• REQUIRED TASK: Repeat exactly the lines from the one containing "What text is on this page?" through the last line of the records below, both included, and nothing else.

• EXTRACTED DATA:

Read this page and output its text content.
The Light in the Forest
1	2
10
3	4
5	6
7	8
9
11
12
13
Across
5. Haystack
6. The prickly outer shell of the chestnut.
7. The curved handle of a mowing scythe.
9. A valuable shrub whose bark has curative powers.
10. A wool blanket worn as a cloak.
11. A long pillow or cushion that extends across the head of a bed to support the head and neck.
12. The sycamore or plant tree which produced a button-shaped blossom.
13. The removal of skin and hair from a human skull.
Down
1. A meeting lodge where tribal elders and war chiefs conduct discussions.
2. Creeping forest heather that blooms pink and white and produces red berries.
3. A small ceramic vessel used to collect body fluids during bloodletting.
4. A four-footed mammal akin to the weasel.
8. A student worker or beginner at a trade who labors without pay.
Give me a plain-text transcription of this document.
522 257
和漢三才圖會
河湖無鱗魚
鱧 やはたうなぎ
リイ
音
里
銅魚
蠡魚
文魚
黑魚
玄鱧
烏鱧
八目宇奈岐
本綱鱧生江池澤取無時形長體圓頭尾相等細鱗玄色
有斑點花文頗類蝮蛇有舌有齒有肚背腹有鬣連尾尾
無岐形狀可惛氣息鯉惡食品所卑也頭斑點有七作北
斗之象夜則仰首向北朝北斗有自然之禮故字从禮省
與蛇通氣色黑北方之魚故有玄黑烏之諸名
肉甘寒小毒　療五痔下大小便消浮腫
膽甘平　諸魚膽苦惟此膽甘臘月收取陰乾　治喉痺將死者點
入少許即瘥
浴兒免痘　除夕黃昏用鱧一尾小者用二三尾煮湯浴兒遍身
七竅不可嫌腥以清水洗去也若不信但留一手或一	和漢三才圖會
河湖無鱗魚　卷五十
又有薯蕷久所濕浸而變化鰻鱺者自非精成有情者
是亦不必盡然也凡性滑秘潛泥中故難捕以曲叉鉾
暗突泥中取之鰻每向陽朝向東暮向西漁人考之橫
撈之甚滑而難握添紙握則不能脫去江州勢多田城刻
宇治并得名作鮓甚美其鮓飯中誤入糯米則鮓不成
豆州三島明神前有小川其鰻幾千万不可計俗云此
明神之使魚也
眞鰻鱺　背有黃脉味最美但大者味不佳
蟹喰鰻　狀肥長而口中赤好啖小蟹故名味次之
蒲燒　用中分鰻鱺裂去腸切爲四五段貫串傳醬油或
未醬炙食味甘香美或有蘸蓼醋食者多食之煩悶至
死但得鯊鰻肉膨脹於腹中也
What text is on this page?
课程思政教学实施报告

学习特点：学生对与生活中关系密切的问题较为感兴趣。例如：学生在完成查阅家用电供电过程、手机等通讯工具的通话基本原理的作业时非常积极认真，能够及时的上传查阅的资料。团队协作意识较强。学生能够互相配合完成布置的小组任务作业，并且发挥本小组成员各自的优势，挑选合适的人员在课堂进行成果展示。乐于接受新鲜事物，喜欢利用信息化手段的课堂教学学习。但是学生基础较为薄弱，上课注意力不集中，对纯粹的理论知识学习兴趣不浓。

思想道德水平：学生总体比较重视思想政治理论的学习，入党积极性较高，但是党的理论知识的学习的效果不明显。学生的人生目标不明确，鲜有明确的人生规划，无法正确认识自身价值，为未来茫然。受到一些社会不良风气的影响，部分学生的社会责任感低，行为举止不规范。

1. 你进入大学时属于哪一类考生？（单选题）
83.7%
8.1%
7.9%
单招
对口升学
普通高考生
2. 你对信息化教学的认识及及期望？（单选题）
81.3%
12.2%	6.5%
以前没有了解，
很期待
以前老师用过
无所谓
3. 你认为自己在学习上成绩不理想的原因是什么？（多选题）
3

• FULL OUTPUT:
What text is on this page?
课程思政教学实施报告

学习特点：学生对与生活中关系密切的问题较为感兴趣。例如：学生在完成查阅家用电供电过程、手机等通讯工具的通话基本原理的作业时非常积极认真，能够及时的上传查阅的资料。团队协作意识较强。学生能够互相配合完成布置的小组任务作业，并且发挥本小组成员各自的优势，挑选合适的人员在课堂进行成果展示。乐于接受新鲜事物，喜欢利用信息化手段的课堂教学学习。但是学生基础较为薄弱，上课注意力不集中，对纯粹的理论知识学习兴趣不浓。

思想道德水平：学生总体比较重视思想政治理论的学习，入党积极性较高，但是党的理论知识的学习的效果不明显。学生的人生目标不明确，鲜有明确的人生规划，无法正确认识自身价值，为未来茫然。受到一些社会不良风气的影响，部分学生的社会责任感低，行为举止不规范。

1. 你进入大学时属于哪一类考生？（单选题）
83.7%
8.1%
7.9%
单招
对口升学
普通高考生
2. 你对信息化教学的认识及及期望？（单选题）
81.3%
12.2%	6.5%
以前没有了解，
很期待
以前老师用过
无所谓
3. 你认为自己在学习上成绩不理想的原因是什么？（多选题）
3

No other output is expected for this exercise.